Monday 29 March 2010


"attitude is everything"



I adore this photo of DVF in the wig coat by Margiela! DVF & Margiela, fashion's kindred spirits? What I admire in them both, asides from the fact that both of their work is always slightly deviating is the fact that one gets the impression that they could walk away from fashion tomorrow & still have a completely content and inspired existence. I love, love, love them.

apathy



So, I've been really neglectful with my blog for the last few weeks, things have just seemed somewhat inconsequential. One of the things I have been meaning to cover is Paul Smith's London show at Claridge's last month, I've been reading his Vogue blog rather avidly & have come to really admire him. Lately I've been struggling with formal vs. casual and the show struck me as a perfect illustration of the two combined. Defining the style of the show has apparently been somewhat problematic but I think Smith himself probably coined it best when he said "couture-like clothes which could be borrowed from Mum and mixed with teenage co ordination." Perfection!

ooh la la



Yves Saint Laurent exhibition on at the Petit Palais in Paris until August 29. Well worth a visit. Thanks for the heads up Mr Smith! I can't wait to see this on my travels xx

Wednesday 24 March 2010

Ted Hughes

"what happens in the heart simply happens"

[Dataset rows]
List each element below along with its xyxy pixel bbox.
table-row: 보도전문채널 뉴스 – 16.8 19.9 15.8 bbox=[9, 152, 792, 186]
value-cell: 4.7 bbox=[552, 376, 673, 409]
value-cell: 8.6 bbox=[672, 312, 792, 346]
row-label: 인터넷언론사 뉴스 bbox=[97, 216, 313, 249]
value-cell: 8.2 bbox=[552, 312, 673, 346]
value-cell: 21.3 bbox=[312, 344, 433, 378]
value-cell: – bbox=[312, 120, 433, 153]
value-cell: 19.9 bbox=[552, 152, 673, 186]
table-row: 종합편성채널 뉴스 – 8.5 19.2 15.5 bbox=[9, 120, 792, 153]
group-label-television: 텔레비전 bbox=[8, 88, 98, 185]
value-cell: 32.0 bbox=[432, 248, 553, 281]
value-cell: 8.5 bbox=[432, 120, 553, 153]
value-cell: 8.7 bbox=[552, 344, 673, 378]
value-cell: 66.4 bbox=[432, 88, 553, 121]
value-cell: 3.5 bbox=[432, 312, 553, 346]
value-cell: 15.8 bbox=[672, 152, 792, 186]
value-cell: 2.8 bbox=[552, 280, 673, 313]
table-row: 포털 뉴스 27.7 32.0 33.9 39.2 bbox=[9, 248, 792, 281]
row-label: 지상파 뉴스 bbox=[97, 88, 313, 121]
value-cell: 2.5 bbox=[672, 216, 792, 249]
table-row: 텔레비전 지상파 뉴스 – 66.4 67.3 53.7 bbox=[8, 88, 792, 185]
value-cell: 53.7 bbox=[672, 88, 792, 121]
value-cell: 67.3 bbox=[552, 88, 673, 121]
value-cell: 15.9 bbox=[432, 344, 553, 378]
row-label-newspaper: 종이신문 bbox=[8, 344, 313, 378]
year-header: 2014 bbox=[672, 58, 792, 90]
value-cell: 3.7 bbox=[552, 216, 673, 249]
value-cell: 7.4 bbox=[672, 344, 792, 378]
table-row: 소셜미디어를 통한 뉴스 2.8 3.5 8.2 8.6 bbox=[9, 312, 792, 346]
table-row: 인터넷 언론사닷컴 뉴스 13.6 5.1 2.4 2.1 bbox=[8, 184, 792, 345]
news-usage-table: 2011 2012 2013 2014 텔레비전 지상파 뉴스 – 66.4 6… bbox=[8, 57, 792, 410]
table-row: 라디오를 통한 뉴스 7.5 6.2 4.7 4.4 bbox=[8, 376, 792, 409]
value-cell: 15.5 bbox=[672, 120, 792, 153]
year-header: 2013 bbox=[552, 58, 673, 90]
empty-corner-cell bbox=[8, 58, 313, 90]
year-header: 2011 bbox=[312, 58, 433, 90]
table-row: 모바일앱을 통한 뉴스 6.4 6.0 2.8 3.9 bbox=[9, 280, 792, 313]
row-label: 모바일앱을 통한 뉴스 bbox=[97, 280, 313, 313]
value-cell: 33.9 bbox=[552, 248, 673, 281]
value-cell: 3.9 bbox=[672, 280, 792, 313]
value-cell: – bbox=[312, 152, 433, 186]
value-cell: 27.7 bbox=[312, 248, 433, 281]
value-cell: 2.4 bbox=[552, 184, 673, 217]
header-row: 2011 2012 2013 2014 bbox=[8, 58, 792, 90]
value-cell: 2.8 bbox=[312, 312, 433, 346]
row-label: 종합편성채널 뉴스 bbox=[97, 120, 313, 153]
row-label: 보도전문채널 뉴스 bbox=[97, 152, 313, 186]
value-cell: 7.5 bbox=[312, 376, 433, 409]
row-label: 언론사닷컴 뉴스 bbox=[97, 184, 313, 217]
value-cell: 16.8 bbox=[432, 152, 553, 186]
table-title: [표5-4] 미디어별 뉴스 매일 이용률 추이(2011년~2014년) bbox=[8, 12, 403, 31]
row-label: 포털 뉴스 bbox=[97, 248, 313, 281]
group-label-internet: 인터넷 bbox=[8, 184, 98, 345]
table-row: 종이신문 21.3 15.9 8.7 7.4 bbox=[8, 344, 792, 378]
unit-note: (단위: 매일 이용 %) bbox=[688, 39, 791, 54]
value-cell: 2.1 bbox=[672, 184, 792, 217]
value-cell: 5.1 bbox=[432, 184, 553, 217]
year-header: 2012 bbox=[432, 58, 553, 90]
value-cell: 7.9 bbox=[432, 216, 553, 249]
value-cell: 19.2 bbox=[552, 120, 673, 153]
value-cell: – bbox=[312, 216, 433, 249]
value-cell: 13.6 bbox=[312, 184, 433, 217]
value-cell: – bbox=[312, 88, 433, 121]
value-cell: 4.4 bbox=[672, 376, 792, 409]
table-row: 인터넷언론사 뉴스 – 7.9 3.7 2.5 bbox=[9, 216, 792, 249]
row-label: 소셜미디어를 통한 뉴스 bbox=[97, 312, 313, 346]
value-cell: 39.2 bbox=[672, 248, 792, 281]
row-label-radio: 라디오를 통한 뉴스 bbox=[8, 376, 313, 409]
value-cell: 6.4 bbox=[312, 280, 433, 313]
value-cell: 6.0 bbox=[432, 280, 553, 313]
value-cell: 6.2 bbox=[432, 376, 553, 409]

**Parts of the exercise:**
[A] In the fashion blog, where was Paul Smith's London show held?
[B] Continue the fashion blog from the point where it ends.

**Final results:**
[A] At Claridge's.

[B]
Monday 22 March 2010

today, i wished i was a bird

I caught this morning morning's minion,
kingdom of daylight's dauphin, dapple-dawn-drawn Falcon, in
his riding
Of the rolling level underneath him steady air, and
striding
High there, how he rung upon the rein of a wimpling
wing
In his ecstasy! then off, off forth on swing,
As a skate's heel sweeps smooth on a bow-bend:
the hurl
and gliding
Rebuffed the big wind. My heart in hiding
Stirred for a bird, - the achieve of, the mastery of
the thing!
Brute beauty and valour and act, oh, air, pride,

plume, here
Buckle! AND the fire that breaks from thee then, a
billion
Times told lovelier, more dangerous, O my chevalier!
No wonder of it: shèer plòd makes plough down

sillion
Shine, and blue-bleak embers, ah my dear,
Fall, gall themselves, and gash gold vermilion.

The Windhover by Gerard Manley Hopkins.


And I did too, wish I was a bird. It sounds slightly insane, I know. I sat and gazed out of my bedroom window, in a rather pensive state at the "sky blue pink" as I frequently do and actually envied the birds. My uncle died two weeks ago and he was such a free spirit though he never really got to see the world. Perhaps if I was a little more eloquent I could articulate the importance of living life the way in which you really want to but I think Browning probably says it best "How good is man's life, the mere living! How fit to employ all the heart and the soul and the senses forever in joy!" Or, Galliano when he said "You only get a short life so follow your dreams, take chances, and go where the winds of fate blow you." And so it's settled, get this term out of the way and I'll be gone! aah.

Sunday 21 March 2010



Chloe, je vous aime! This blouse is simply beautiful, non? aah xx

" i am not a man, i am dynamite!"

"Our destiny exercises its influence over us even when, as yet, we have not learned its nature: it is our future that lays down the law of our today." I need to get away.

Friedrich Nietzsche (1844-1900)

Tuesday 9 March 2010

"stung by the splendour of a sudden thought"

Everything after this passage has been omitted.